What to work on: The exercise asks for every line of the data to be reproduced exactly.

Data:
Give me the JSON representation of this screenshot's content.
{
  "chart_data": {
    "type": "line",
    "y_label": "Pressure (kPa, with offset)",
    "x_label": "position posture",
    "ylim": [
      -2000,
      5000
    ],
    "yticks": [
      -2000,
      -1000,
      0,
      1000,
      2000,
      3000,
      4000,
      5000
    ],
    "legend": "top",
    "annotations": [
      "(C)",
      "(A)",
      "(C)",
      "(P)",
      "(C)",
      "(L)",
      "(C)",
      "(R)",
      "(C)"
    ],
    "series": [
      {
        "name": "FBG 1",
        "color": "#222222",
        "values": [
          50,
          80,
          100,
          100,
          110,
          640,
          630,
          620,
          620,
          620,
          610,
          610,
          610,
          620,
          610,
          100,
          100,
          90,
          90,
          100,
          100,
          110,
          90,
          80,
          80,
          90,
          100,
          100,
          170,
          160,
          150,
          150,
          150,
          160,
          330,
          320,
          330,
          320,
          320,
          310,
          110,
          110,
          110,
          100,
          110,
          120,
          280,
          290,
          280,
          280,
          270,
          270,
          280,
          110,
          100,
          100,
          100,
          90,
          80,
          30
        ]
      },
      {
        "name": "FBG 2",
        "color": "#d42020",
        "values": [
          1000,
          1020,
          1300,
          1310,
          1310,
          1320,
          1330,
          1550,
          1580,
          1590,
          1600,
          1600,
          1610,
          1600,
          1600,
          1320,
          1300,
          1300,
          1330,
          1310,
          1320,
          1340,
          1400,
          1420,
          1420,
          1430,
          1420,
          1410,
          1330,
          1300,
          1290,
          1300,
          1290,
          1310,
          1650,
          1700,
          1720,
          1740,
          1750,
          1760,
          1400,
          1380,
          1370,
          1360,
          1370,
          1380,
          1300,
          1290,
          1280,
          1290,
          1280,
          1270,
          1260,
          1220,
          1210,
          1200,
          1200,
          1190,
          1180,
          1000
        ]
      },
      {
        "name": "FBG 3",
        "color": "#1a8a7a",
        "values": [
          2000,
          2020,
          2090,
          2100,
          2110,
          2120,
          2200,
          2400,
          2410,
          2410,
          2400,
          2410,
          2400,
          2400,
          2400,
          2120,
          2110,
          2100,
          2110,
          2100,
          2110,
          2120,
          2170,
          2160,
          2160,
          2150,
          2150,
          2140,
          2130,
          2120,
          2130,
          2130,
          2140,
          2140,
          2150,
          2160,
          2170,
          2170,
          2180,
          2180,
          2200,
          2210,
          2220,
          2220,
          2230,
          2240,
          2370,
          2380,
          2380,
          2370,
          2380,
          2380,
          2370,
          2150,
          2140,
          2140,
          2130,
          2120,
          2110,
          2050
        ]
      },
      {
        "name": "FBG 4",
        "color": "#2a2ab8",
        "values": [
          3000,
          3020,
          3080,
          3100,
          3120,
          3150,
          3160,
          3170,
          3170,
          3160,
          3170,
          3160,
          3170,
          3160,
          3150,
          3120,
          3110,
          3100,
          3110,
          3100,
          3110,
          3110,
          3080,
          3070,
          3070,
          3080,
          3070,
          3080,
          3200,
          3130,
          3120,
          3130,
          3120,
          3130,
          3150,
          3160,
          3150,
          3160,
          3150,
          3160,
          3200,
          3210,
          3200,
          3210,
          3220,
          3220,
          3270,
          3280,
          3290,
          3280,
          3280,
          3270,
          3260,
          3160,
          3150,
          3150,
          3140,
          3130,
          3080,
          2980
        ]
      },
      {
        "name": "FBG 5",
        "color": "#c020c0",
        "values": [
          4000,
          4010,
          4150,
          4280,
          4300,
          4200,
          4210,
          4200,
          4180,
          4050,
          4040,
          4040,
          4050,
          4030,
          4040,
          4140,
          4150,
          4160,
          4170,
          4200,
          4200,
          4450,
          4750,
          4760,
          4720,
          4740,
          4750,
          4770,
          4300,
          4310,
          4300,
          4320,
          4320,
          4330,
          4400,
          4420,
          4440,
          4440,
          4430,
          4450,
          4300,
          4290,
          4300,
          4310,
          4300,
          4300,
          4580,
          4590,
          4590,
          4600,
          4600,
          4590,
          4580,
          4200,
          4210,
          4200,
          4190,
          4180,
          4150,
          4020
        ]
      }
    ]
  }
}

Written solution:
Give me the JSON representation of this screenshot's content.
{
  "chart_data": {
    "type": "line",
    "y_label": "Pressure (kPa, with offset)",
    "x_label": "position posture",
    "ylim": [
      -2000,
      5000
    ],
    "yticks": [
      -2000,
      -1000,
      0,
      1000,
      2000,
      3000,
      4000,
      5000
    ],
    "legend": "top",
    "annotations": [
      "(C)",
      "(A)",
      "(C)",
      "(P)",
      "(C)",
      "(L)",
      "(C)",
      "(R)",
      "(C)"
    ],
    "series": [
      {
        "name": "FBG 1",
        "color": "#222222",
        "values": [
          50,
          80,
          100,
          100,
          110,
          640,
          630,
          620,
          620,
          620,
          610,
          610,
          610,
          620,
          610,
          100,
          100,
          90,
          90,
          100,
          100,
          110,
          90,
          80,
          80,
          90,
          100,
          100,
          170,
          160,
          150,
          150,
          150,
          160,
          330,
          320,
          330,
          320,
          320,
          310,
          110,
          110,
          110,
          100,
          110,
          120,
          280,
          290,
          280,
          280,
          270,
          270,
          280,
          110,
          100,
          100,
          100,
          90,
          80,
          30
        ]
      },
      {
        "name": "FBG 2",
        "color": "#d42020",
        "values": [
          1000,
          1020,
          1300,
          1310,
          1310,
          1320,
          1330,
          1550,
          1580,
          1590,
          1600,
          1600,
          1610,
          1600,
          1600,
          1320,
          1300,
          1300,
          1330,
          1310,
          1320,
          1340,
          1400,
          1420,
          1420,
          1430,
          1420,
          1410,
          1330,
          1300,
          1290,
          1300,
          1290,
          1310,
          1650,
          1700,
          1720,
          1740,
          1750,
          1760,
          1400,
          1380,
          1370,
          1360,
          1370,
          1380,
          1300,
          1290,
          1280,
          1290,
          1280,
          1270,
          1260,
          1220,
          1210,
          1200,
          1200,
          1190,
          1180,
          1000
        ]
      },
      {
        "name": "FBG 3",
        "color": "#1a8a7a",
        "values": [
          2000,
          2020,
          2090,
          2100,
          2110,
          2120,
          2200,
          2400,
          2410,
          2410,
          2400,
          2410,
          2400,
          2400,
          2400,
          2120,
          2110,
          2100,
          2110,
          2100,
          2110,
          2120,
          2170,
          2160,
          2160,
          2150,
          2150,
          2140,
          2130,
          2120,
          2130,
          2130,
          2140,
          2140,
          2150,
          2160,
          2170,
          2170,
          2180,
          2180,
          2200,
          2210,
          2220,
          2220,
          2230,
          2240,
          2370,
          2380,
          2380,
          2370,
          2380,
          2380,
          2370,
          2150,
          2140,
          2140,
          2130,
          2120,
          2110,
          2050
        ]
      },
      {
        "name": "FBG 4",
        "color": "#2a2ab8",
        "values": [
          3000,
          3020,
          3080,
          3100,
          3120,
          3150,
          3160,
          3170,
          3170,
          3160,
          3170,
          3160,
          3170,
          3160,
          3150,
          3120,
          3110,
          3100,
          3110,
          3100,
          3110,
          3110,
          3080,
          3070,
          3070,
          3080,
          3070,
          3080,
          3200,
          3130,
          3120,
          3130,
          3120,
          3130,
          3150,
          3160,
          3150,
          3160,
          3150,
          3160,
          3200,
          3210,
          3200,
          3210,
          3220,
          3220,
          3270,
          3280,
          3290,
          3280,
          3280,
          3270,
          3260,
          3160,
          3150,
          3150,
          3140,
          3130,
          3080,
          2980
        ]
      },
      {
        "name": "FBG 5",
        "color": "#c020c0",
        "values": [
          4000,
          4010,
          4150,
          4280,
          4300,
          4200,
          4210,
          4200,
          4180,
          4050,
          4040,
          4040,
          4050,
          4030,
          4040,
          4140,
          4150,
          4160,
          4170,
          4200,
          4200,
          4450,
          4750,
          4760,
          4720,
          4740,
          4750,
          4770,
          4300,
          4310,
          4300,
          4320,
          4320,
          4330,
          4400,
          4420,
          4440,
          4440,
          4430,
          4450,
          4300,
          4290,
          4300,
          4310,
          4300,
          4300,
          4580,
          4590,
          4590,
          4600,
          4600,
          4590,
          4580,
          4200,
          4210,
          4200,
          4190,
          4180,
          4150,
          4020
        ]
      }
    ]
  }
}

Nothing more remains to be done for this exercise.